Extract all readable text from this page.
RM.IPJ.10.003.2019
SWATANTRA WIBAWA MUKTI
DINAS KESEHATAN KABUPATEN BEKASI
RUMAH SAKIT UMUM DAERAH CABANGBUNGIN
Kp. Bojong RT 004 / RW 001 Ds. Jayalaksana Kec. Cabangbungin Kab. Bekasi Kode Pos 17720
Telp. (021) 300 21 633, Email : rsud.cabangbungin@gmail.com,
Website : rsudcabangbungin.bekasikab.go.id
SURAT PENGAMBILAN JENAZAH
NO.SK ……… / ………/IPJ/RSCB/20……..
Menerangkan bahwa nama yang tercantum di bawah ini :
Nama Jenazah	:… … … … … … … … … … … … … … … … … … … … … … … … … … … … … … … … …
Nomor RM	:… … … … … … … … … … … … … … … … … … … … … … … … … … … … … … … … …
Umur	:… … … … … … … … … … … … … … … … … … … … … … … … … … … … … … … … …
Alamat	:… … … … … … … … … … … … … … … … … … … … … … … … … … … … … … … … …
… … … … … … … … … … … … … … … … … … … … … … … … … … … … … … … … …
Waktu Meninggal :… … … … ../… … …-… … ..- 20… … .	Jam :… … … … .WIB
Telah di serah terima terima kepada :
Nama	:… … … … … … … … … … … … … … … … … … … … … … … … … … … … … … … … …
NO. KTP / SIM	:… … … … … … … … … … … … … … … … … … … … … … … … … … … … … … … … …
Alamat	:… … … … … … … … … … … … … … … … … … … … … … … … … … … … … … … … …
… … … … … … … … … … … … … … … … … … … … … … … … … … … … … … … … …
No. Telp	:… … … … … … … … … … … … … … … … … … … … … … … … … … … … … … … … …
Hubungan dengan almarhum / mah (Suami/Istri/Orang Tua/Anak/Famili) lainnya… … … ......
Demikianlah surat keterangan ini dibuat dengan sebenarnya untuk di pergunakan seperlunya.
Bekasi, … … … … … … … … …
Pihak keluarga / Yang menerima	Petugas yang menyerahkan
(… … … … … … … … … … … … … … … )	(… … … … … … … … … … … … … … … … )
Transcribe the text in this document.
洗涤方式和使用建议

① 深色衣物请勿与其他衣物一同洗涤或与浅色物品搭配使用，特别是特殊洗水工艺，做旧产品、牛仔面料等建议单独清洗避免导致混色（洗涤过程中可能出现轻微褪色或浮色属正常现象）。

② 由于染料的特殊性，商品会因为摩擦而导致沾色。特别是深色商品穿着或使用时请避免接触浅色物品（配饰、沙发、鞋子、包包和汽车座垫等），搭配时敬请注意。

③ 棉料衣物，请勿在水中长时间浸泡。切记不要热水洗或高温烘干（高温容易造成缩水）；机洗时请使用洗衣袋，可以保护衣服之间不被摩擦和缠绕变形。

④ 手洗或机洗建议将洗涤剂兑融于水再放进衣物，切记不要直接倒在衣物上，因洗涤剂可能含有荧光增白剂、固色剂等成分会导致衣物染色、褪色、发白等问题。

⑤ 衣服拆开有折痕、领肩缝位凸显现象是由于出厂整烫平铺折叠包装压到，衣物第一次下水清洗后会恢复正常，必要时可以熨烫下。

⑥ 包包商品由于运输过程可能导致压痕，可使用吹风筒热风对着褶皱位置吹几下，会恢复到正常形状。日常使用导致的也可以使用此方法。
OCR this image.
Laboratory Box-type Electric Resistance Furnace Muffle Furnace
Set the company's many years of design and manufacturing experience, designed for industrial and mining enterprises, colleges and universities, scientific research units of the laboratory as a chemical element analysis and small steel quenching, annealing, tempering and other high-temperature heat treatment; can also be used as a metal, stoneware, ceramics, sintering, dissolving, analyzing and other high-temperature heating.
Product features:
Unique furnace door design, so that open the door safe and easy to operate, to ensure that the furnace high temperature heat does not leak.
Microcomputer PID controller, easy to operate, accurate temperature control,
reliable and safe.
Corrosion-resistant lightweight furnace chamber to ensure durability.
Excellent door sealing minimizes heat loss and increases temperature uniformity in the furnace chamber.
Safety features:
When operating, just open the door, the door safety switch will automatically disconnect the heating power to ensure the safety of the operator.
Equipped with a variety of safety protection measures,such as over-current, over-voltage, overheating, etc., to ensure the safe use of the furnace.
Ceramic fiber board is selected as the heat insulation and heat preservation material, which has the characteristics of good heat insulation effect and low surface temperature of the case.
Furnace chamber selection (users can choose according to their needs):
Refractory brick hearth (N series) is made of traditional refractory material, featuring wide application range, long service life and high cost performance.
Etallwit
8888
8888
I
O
========
Sift through the entries and copy every line with "high".

# Answer to the task
Set the company's many years of design and manufacturing experience, designed for industrial and mining enterprises, colleges and universities, scientific research units of the laboratory as a chemical element analysis and small steel quenching, annealing, tempering and other high-temperature heat treatment; can also be used as a metal, stoneware, ceramics, sintering, dissolving, analyzing and other high-temperature heating.
Unique furnace door design, so that open the door safe and easy to operate, to ensure that the furnace high temperature heat does not leak.
Refractory brick hearth (N series) is made of traditional refractory material, featuring wide application range, long service life and high cost performance.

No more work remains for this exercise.